(Objective): Take every line that has the string "Delinquent" and copy it out.

(Excerpted records):
--------------------------------------------------
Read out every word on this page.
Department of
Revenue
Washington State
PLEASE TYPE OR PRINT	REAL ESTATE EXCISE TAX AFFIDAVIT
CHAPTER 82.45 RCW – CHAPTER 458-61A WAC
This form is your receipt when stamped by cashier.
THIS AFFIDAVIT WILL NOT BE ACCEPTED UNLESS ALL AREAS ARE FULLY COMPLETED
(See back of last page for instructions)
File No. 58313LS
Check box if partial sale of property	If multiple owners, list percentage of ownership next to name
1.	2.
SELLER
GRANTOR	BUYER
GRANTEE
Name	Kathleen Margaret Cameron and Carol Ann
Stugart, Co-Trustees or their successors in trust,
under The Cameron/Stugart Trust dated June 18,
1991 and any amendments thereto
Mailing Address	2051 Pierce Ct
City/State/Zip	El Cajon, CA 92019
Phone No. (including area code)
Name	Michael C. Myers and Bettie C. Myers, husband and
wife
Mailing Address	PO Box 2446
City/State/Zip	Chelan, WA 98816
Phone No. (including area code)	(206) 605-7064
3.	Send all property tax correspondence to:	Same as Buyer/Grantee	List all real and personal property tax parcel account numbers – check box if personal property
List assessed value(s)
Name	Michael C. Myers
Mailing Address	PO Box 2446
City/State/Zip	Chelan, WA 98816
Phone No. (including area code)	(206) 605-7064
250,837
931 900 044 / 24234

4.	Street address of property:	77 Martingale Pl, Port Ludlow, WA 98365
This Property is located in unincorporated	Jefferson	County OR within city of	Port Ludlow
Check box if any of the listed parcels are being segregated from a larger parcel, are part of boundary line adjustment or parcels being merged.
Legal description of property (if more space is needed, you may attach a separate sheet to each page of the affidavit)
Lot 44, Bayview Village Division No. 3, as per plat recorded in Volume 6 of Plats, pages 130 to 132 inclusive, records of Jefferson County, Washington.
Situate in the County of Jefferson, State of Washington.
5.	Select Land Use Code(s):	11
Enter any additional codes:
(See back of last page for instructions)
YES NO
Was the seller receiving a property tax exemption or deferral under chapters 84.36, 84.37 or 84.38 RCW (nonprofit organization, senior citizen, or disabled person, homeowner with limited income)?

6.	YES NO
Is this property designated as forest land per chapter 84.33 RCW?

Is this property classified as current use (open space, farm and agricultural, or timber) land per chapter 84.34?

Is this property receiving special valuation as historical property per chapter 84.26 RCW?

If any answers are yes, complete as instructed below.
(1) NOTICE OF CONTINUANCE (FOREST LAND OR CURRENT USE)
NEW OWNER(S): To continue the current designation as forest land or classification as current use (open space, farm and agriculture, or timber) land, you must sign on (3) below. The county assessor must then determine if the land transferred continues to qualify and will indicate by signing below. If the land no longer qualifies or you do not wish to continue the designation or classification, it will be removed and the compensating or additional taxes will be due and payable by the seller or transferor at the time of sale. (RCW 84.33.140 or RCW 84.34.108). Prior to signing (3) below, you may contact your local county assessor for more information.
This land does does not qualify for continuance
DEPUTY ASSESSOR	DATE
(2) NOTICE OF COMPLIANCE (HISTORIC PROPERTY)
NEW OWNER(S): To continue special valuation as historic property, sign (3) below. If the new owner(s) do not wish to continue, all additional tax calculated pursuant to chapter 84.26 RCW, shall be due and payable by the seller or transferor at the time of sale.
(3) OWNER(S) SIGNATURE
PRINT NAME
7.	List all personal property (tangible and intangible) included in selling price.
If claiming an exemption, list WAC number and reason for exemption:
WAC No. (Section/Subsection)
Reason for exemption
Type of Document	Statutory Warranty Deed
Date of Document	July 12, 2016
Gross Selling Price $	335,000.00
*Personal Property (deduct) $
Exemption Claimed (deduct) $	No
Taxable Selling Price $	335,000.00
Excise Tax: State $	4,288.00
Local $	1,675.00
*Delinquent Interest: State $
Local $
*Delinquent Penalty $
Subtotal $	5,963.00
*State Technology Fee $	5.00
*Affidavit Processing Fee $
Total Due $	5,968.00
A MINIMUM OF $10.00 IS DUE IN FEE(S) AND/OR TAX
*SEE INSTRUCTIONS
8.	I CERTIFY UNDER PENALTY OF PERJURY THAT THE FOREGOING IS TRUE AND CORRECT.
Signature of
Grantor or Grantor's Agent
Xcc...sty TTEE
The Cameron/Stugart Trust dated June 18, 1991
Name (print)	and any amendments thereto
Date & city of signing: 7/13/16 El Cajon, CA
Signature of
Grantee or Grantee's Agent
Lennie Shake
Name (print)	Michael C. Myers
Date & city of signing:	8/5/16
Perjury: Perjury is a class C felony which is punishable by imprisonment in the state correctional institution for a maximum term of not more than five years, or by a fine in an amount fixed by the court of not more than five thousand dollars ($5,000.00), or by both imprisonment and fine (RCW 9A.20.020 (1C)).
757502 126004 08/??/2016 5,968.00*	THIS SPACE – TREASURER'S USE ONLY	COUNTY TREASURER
--------------------------------------------------
(Task output):
*Delinquent Interest: State $
*Delinquent Penalty $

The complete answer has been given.